[OBJECTIVE]:
Reproduce the listing word for word, from its first line through the line that contains "triangle-marker — [371, 38, 388, 54]", including both of those lines.

[RECORDS SUPPLIED]:

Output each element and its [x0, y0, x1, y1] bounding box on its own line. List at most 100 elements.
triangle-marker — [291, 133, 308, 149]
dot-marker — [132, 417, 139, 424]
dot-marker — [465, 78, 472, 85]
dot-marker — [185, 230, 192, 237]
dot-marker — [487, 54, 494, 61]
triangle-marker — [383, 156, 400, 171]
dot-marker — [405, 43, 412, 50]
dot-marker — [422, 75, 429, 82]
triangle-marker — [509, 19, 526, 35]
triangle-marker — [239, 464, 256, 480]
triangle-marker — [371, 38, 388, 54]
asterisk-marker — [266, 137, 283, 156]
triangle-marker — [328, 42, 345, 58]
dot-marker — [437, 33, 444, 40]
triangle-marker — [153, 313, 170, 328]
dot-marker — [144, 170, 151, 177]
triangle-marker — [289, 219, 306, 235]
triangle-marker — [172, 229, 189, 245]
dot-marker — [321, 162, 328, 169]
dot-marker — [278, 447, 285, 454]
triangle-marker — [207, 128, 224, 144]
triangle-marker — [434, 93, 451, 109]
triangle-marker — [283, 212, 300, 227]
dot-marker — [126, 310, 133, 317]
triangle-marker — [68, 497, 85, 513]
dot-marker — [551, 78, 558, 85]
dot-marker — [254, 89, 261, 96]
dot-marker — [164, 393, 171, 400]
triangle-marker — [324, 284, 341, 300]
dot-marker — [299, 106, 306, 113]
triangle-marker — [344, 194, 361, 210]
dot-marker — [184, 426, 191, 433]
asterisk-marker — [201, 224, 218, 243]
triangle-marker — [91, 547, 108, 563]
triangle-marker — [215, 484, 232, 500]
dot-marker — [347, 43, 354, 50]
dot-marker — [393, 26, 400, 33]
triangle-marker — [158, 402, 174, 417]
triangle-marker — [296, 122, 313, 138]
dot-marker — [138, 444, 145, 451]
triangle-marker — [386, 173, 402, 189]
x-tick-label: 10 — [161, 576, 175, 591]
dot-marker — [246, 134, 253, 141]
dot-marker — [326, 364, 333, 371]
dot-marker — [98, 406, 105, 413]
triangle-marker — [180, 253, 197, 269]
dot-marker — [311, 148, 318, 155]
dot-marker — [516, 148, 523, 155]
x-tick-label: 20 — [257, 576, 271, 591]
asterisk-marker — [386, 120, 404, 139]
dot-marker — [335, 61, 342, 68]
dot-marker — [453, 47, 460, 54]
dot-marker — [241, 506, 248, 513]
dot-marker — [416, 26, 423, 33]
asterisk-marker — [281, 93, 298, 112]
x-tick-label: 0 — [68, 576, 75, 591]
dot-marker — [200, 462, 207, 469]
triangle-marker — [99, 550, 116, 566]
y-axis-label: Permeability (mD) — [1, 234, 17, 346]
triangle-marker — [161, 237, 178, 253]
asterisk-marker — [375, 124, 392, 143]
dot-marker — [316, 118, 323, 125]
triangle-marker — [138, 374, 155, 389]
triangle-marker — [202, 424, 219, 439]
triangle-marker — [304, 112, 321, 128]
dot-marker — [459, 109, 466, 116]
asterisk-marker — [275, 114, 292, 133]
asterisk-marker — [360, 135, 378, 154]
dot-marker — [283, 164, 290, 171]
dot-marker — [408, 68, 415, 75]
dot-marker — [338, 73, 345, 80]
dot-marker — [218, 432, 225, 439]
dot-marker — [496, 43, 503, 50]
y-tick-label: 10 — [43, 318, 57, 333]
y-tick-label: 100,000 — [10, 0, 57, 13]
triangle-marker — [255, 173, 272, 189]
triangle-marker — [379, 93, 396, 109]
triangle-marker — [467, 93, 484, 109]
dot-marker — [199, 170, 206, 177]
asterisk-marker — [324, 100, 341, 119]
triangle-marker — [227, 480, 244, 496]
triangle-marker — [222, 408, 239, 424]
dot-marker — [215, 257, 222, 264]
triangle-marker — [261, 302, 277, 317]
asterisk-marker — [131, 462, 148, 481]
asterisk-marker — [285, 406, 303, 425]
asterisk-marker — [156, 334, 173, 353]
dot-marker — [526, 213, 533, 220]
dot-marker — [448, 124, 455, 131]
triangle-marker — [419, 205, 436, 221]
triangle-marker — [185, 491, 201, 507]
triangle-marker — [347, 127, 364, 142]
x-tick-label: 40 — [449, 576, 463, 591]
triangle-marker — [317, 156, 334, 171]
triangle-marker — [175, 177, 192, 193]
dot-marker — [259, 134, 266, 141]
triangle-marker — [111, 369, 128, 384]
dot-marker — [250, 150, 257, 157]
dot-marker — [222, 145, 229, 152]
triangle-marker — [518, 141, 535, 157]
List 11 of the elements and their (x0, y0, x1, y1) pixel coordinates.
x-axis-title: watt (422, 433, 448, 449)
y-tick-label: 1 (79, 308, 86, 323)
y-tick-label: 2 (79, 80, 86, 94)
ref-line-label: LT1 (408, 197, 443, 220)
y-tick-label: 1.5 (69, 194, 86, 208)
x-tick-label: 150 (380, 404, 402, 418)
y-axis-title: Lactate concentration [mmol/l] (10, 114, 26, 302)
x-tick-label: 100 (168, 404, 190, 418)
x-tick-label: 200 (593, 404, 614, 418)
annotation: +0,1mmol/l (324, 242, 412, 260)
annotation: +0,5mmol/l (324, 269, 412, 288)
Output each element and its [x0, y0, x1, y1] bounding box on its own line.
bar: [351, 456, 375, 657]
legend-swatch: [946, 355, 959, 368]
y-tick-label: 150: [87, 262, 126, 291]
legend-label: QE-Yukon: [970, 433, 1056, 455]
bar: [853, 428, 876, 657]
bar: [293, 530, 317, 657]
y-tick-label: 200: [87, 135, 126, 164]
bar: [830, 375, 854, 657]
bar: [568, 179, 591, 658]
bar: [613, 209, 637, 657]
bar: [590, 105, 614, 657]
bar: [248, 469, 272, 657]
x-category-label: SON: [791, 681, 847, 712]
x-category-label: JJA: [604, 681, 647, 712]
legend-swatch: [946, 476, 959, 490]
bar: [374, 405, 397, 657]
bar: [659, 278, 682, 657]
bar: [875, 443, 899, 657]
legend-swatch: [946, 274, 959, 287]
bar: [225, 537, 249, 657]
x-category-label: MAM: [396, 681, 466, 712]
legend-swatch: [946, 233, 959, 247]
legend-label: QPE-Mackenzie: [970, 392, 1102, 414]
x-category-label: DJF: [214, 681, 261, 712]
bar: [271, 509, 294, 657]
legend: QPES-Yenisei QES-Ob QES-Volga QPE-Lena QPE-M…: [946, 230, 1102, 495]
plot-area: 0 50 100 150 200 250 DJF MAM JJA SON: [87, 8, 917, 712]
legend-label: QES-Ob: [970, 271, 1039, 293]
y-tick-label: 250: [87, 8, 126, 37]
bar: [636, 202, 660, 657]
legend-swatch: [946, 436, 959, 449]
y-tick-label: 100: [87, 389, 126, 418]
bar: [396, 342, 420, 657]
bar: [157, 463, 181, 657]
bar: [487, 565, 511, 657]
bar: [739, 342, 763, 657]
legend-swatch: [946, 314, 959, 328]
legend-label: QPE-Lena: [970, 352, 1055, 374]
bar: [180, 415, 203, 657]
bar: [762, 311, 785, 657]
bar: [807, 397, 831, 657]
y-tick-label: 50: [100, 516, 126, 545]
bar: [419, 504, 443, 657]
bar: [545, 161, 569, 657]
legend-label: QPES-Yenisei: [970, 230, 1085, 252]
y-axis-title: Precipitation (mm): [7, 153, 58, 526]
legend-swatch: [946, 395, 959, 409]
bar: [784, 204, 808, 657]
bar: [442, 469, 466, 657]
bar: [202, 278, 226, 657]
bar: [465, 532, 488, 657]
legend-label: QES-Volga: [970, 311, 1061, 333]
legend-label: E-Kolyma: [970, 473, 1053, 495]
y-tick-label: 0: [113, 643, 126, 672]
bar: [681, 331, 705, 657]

[FULL OUTPUT]:
Output each element and its [x0, y0, x1, y1] bounding box on its own line. List at most 100 elements.
triangle-marker — [291, 133, 308, 149]
dot-marker — [132, 417, 139, 424]
dot-marker — [465, 78, 472, 85]
dot-marker — [185, 230, 192, 237]
dot-marker — [487, 54, 494, 61]
triangle-marker — [383, 156, 400, 171]
dot-marker — [405, 43, 412, 50]
dot-marker — [422, 75, 429, 82]
triangle-marker — [509, 19, 526, 35]
triangle-marker — [239, 464, 256, 480]
triangle-marker — [371, 38, 388, 54]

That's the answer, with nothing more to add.